Exactly repeat the material, dropping every picture from the copy.

── Entries supplied

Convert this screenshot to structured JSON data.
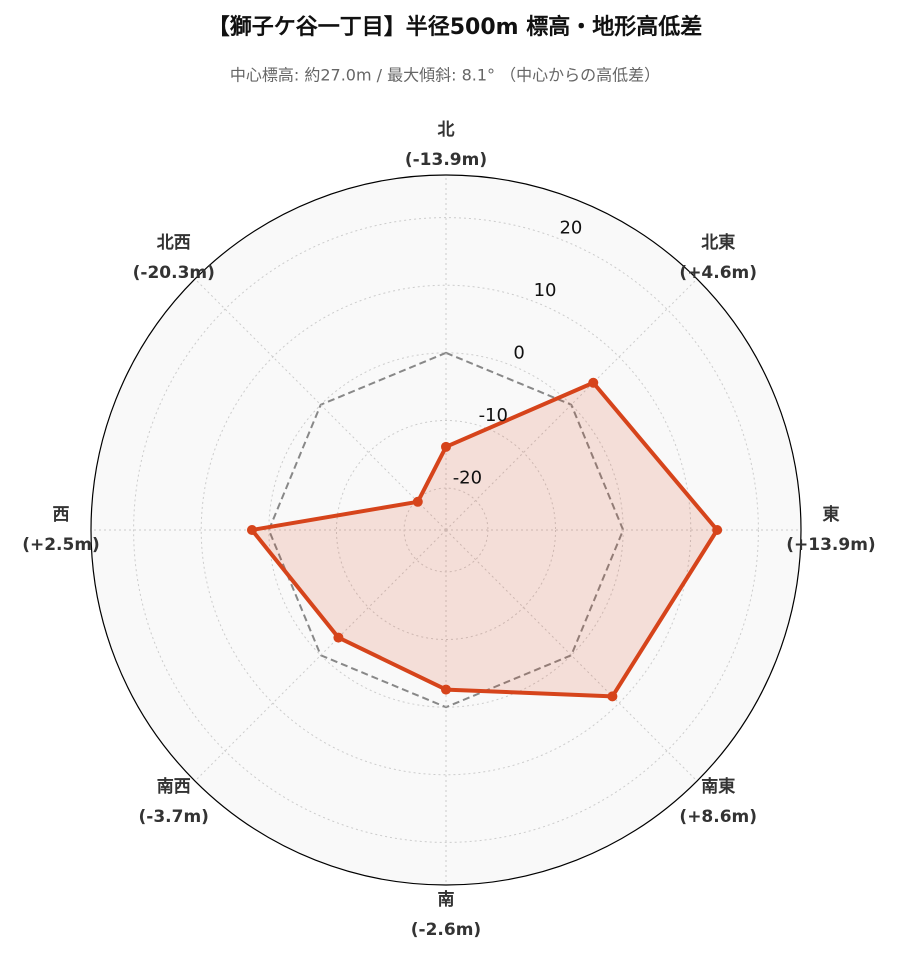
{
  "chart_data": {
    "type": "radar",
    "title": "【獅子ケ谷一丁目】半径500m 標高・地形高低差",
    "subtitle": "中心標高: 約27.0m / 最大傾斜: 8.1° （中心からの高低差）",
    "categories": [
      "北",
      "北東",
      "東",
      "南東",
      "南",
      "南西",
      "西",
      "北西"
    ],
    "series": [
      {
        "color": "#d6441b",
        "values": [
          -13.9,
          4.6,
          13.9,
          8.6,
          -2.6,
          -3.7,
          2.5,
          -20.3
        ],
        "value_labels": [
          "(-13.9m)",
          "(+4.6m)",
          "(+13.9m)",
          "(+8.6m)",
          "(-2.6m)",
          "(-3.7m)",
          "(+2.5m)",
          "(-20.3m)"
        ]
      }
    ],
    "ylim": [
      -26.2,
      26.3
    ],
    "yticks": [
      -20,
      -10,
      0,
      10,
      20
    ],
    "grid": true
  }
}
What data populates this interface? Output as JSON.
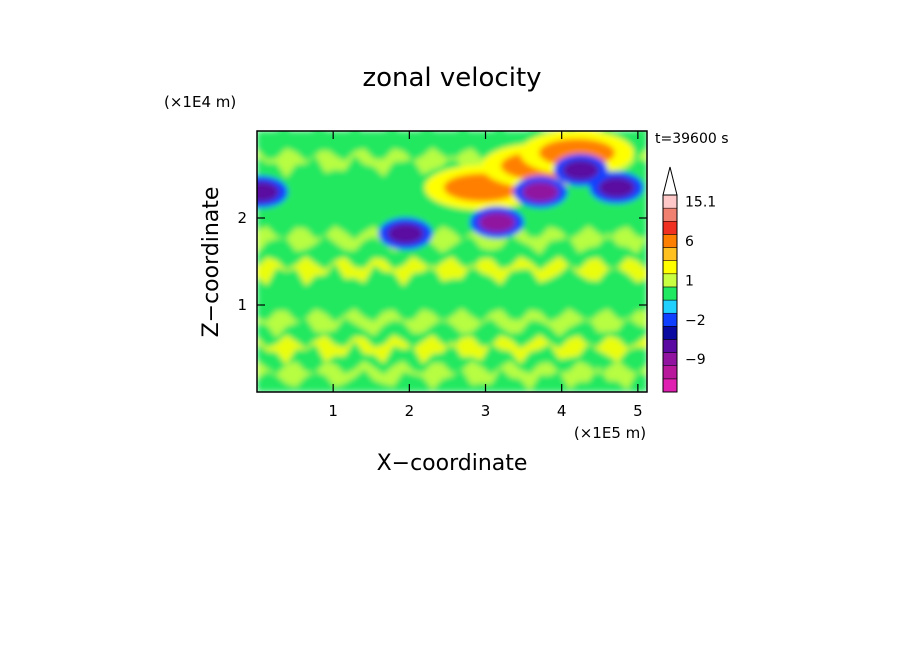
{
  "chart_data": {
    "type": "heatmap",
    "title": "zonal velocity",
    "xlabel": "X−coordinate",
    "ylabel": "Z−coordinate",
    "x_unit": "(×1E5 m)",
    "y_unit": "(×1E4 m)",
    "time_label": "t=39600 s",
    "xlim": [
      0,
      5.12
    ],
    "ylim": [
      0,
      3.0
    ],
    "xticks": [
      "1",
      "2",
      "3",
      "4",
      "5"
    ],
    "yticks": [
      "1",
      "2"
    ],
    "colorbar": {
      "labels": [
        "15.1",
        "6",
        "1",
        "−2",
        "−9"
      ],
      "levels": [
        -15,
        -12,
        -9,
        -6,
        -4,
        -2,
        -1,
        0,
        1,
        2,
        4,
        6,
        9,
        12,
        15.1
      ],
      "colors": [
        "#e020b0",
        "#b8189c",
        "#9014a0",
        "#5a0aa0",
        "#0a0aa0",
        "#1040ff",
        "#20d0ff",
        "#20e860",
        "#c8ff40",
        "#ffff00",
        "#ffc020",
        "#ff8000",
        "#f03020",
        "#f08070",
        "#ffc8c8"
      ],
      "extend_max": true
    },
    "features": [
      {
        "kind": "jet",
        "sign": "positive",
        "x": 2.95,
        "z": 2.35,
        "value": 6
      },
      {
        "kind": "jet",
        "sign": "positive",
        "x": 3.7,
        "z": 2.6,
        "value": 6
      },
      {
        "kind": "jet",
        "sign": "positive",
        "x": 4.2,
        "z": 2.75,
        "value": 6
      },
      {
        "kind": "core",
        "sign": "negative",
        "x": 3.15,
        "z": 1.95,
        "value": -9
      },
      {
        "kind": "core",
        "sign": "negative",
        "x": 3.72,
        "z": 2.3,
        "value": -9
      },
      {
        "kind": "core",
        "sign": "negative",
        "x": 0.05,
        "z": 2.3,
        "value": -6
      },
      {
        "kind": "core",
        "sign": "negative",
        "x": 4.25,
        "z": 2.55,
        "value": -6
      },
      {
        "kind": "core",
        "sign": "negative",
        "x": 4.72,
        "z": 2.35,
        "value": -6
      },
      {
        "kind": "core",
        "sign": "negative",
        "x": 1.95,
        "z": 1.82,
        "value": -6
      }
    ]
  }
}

────

Answer below:
Convert this screenshot to structured JSON data.
{
  "chart_data": {
    "type": "radar",
    "title": "【獅子ケ谷一丁目】半径500m 標高・地形高低差",
    "subtitle": "中心標高: 約27.0m / 最大傾斜: 8.1° （中心からの高低差）",
    "categories": [
      "北",
      "北東",
      "東",
      "南東",
      "南",
      "南西",
      "西",
      "北西"
    ],
    "series": [
      {
        "color": "#d6441b",
        "values": [
          -13.9,
          4.6,
          13.9,
          8.6,
          -2.6,
          -3.7,
          2.5,
          -20.3
        ],
        "value_labels": [
          "(-13.9m)",
          "(+4.6m)",
          "(+13.9m)",
          "(+8.6m)",
          "(-2.6m)",
          "(-3.7m)",
          "(+2.5m)",
          "(-20.3m)"
        ]
      }
    ],
    "ylim": [
      -26.2,
      26.3
    ],
    "yticks": [
      -20,
      -10,
      0,
      10,
      20
    ],
    "grid": true
  }
}
What data populates this interface? Output as JSON.
{
  "chart_data": {
    "type": "heatmap",
    "title": "zonal velocity",
    "xlabel": "X−coordinate",
    "ylabel": "Z−coordinate",
    "x_unit": "(×1E5 m)",
    "y_unit": "(×1E4 m)",
    "time_label": "t=39600 s",
    "xlim": [
      0,
      5.12
    ],
    "ylim": [
      0,
      3.0
    ],
    "xticks": [
      "1",
      "2",
      "3",
      "4",
      "5"
    ],
    "yticks": [
      "1",
      "2"
    ],
    "colorbar": {
      "labels": [
        "15.1",
        "6",
        "1",
        "−2",
        "−9"
      ],
      "levels": [
        -15,
        -12,
        -9,
        -6,
        -4,
        -2,
        -1,
        0,
        1,
        2,
        4,
        6,
        9,
        12,
        15.1
      ],
      "colors": [
        "#e020b0",
        "#b8189c",
        "#9014a0",
        "#5a0aa0",
        "#0a0aa0",
        "#1040ff",
        "#20d0ff",
        "#20e860",
        "#c8ff40",
        "#ffff00",
        "#ffc020",
        "#ff8000",
        "#f03020",
        "#f08070",
        "#ffc8c8"
      ],
      "extend_max": true
    },
    "features": [
      {
        "kind": "jet",
        "sign": "positive",
        "x": 2.95,
        "z": 2.35,
        "value": 6
      },
      {
        "kind": "jet",
        "sign": "positive",
        "x": 3.7,
        "z": 2.6,
        "value": 6
      },
      {
        "kind": "jet",
        "sign": "positive",
        "x": 4.2,
        "z": 2.75,
        "value": 6
      },
      {
        "kind": "core",
        "sign": "negative",
        "x": 3.15,
        "z": 1.95,
        "value": -9
      },
      {
        "kind": "core",
        "sign": "negative",
        "x": 3.72,
        "z": 2.3,
        "value": -9
      },
      {
        "kind": "core",
        "sign": "negative",
        "x": 0.05,
        "z": 2.3,
        "value": -6
      },
      {
        "kind": "core",
        "sign": "negative",
        "x": 4.25,
        "z": 2.55,
        "value": -6
      },
      {
        "kind": "core",
        "sign": "negative",
        "x": 4.72,
        "z": 2.35,
        "value": -6
      },
      {
        "kind": "core",
        "sign": "negative",
        "x": 1.95,
        "z": 1.82,
        "value": -6
      }
    ]
  }
}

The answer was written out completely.